▶
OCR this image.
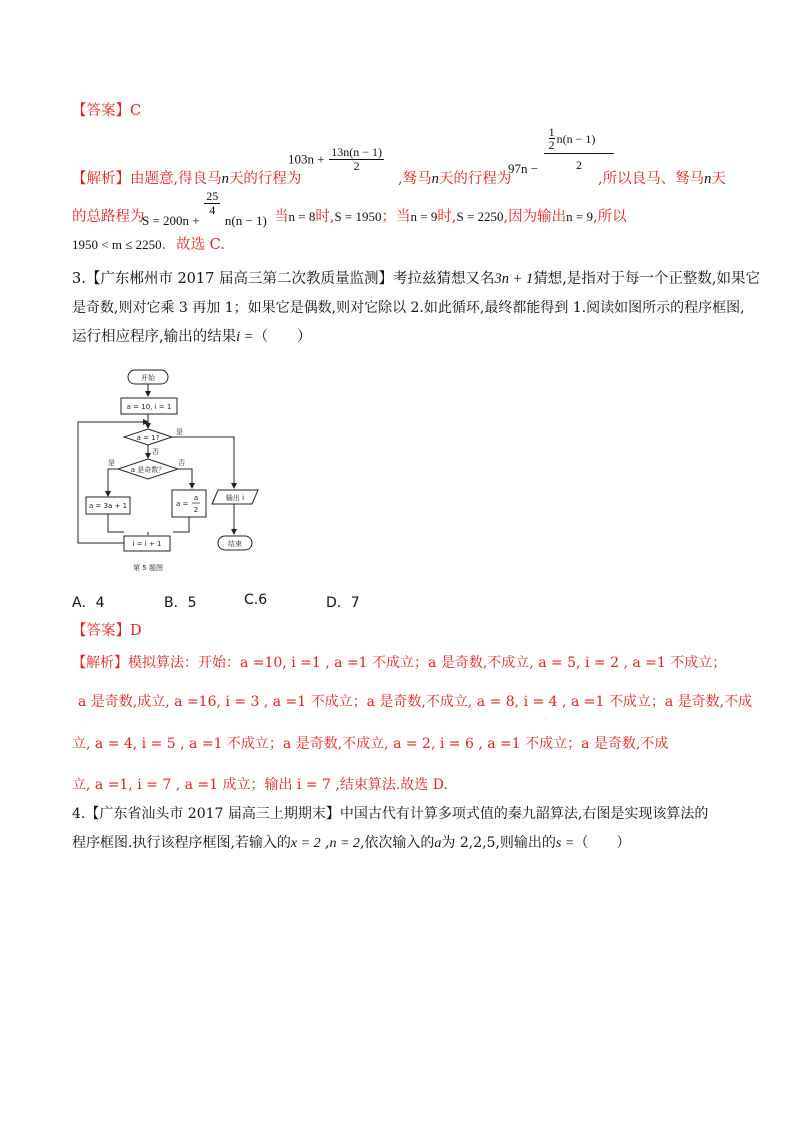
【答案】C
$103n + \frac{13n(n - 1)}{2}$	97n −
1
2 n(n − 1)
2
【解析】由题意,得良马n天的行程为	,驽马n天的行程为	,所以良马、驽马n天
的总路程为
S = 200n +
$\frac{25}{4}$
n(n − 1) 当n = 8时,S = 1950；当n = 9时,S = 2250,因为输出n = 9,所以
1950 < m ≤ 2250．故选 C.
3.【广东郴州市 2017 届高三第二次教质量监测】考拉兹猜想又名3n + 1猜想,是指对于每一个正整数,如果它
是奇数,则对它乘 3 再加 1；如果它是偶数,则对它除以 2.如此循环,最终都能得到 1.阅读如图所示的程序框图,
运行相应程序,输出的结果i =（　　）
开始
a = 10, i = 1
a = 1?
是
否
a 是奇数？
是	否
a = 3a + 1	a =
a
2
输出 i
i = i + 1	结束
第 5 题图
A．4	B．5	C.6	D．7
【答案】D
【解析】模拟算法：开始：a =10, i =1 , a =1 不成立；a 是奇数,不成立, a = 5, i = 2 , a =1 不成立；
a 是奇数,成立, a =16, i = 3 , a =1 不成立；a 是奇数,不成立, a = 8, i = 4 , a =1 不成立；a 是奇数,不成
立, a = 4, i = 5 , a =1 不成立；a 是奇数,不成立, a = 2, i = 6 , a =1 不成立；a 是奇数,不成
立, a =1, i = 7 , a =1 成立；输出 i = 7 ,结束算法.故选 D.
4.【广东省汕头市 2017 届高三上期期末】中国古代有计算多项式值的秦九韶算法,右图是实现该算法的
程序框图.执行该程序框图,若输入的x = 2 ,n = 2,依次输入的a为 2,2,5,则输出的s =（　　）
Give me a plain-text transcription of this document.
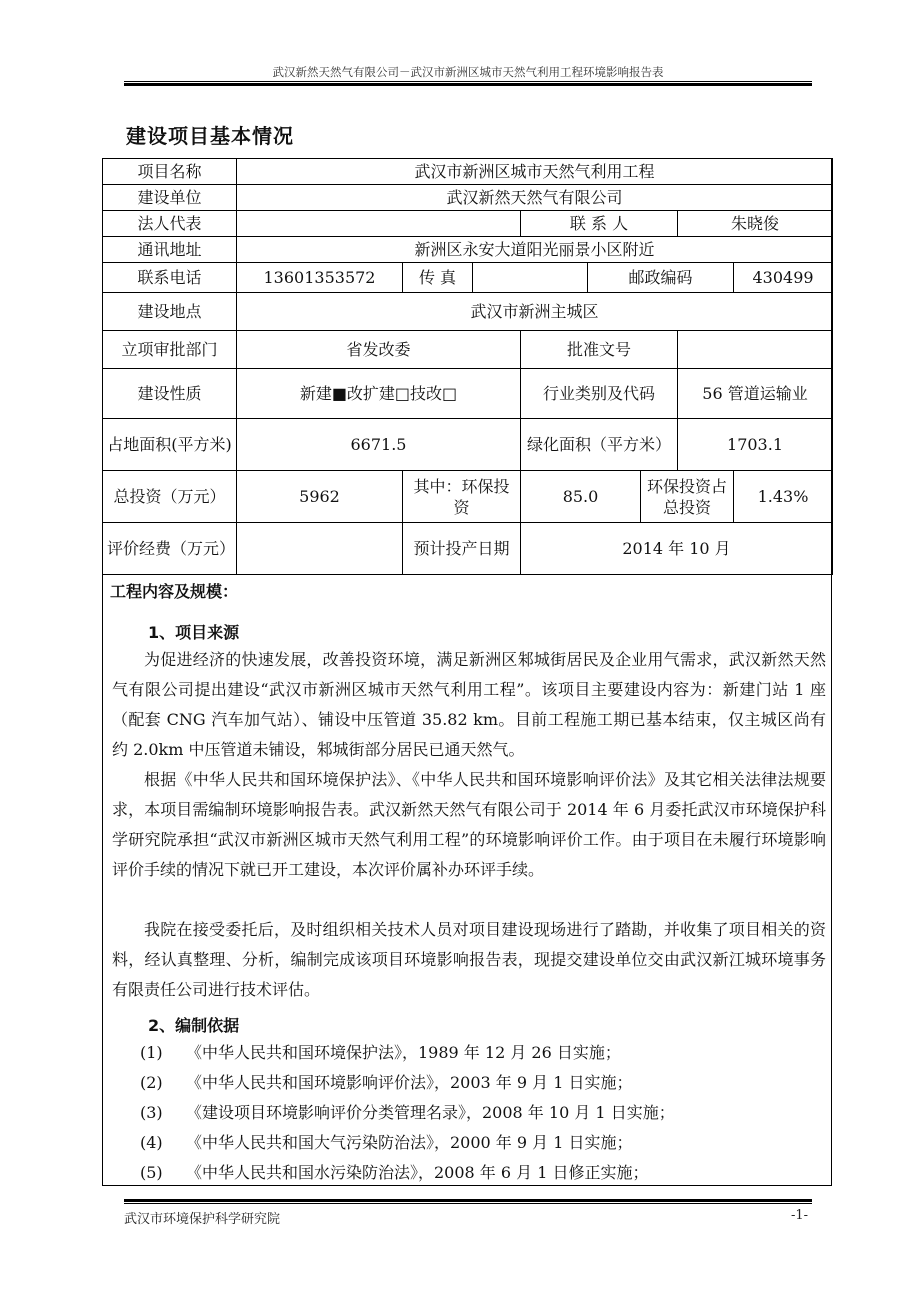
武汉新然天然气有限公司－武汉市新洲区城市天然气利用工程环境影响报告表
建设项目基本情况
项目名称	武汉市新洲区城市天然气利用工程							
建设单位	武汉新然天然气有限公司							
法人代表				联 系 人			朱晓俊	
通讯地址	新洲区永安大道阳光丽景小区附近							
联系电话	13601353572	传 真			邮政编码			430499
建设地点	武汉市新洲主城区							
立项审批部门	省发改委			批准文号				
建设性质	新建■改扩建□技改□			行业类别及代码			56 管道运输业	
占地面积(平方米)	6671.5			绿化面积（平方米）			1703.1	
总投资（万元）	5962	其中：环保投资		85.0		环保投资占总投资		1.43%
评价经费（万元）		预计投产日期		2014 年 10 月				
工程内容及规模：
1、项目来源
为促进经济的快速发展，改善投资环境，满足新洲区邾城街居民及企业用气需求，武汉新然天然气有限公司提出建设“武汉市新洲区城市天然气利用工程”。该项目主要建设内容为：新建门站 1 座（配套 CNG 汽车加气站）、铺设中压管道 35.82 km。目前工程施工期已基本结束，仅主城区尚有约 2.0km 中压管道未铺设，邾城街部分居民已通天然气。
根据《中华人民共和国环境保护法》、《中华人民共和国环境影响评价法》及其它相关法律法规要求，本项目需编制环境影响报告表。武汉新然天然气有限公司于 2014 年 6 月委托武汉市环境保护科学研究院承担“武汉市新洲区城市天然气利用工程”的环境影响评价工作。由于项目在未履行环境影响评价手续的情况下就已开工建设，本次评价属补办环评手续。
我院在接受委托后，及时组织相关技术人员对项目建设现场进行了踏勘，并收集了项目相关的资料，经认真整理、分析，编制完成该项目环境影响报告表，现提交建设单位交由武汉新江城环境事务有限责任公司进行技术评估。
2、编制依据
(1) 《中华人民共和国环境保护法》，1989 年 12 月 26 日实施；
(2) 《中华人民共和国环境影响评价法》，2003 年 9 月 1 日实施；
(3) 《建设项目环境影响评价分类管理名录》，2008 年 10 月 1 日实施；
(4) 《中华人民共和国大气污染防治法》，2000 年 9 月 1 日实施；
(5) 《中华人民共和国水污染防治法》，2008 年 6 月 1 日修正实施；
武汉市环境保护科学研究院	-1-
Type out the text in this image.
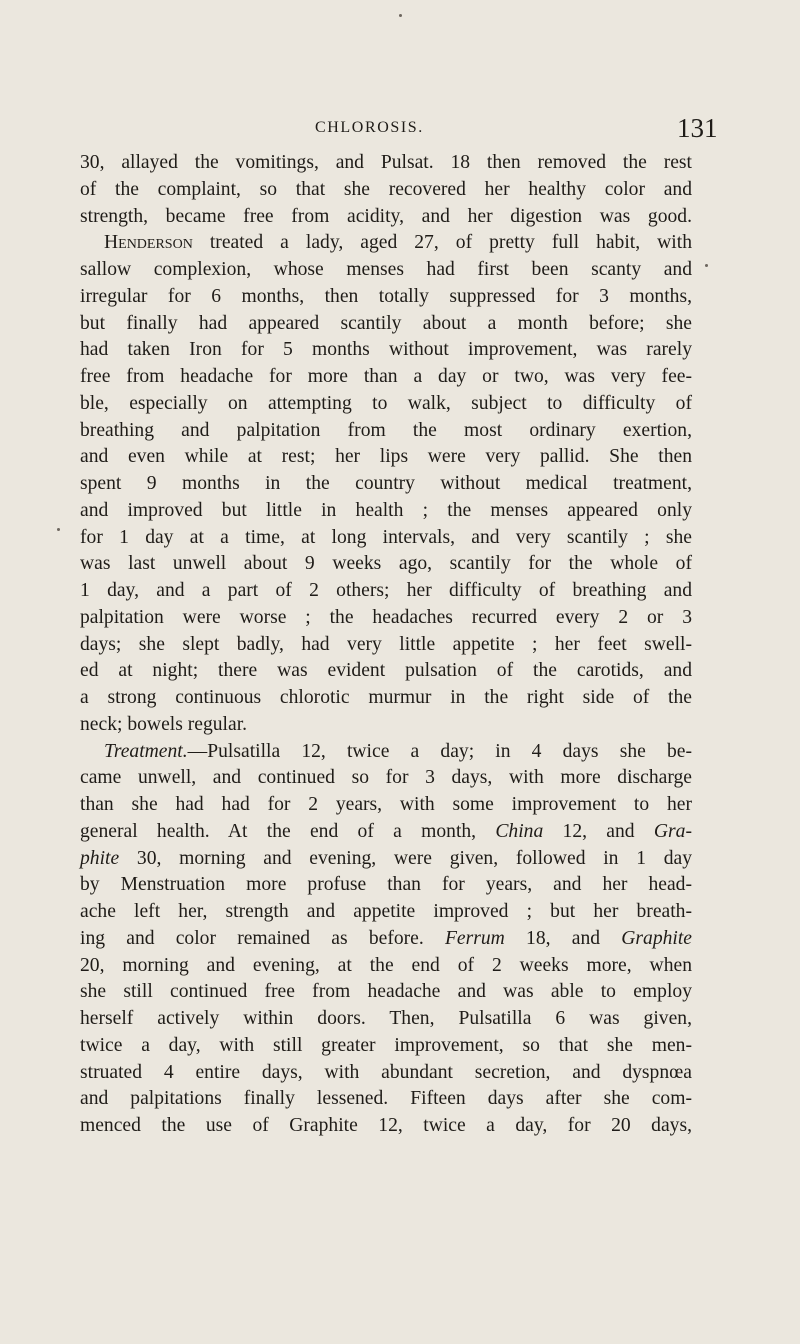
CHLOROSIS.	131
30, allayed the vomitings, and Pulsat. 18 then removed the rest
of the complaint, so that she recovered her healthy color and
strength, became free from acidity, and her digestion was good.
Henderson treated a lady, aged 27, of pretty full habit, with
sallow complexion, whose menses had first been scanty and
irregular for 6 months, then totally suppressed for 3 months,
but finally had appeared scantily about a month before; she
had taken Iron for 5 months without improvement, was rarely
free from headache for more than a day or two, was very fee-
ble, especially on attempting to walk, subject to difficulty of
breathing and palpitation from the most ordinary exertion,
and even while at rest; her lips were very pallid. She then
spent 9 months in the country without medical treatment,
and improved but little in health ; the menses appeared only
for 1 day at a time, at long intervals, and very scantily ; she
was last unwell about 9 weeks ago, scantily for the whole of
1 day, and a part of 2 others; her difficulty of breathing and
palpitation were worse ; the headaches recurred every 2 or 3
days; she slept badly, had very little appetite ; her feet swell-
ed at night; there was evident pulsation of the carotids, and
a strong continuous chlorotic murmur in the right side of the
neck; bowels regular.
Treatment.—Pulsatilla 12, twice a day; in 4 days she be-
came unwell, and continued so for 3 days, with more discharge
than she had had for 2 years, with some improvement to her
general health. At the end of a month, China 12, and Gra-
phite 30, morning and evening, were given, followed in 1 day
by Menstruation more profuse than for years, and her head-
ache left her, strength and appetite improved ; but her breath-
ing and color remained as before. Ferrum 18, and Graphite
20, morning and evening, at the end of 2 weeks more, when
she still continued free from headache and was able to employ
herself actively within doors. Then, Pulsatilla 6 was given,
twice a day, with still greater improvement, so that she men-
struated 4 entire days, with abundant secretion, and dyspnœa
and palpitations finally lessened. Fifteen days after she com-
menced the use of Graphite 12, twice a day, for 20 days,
◀
Lines holding the word "Pulsatilla" in the entries above are the ones to pull out. Copy them all.

Treatment.—Pulsatilla 12, twice a day; in 4 days she be-
herself actively within doors. Then, Pulsatilla 6 was given,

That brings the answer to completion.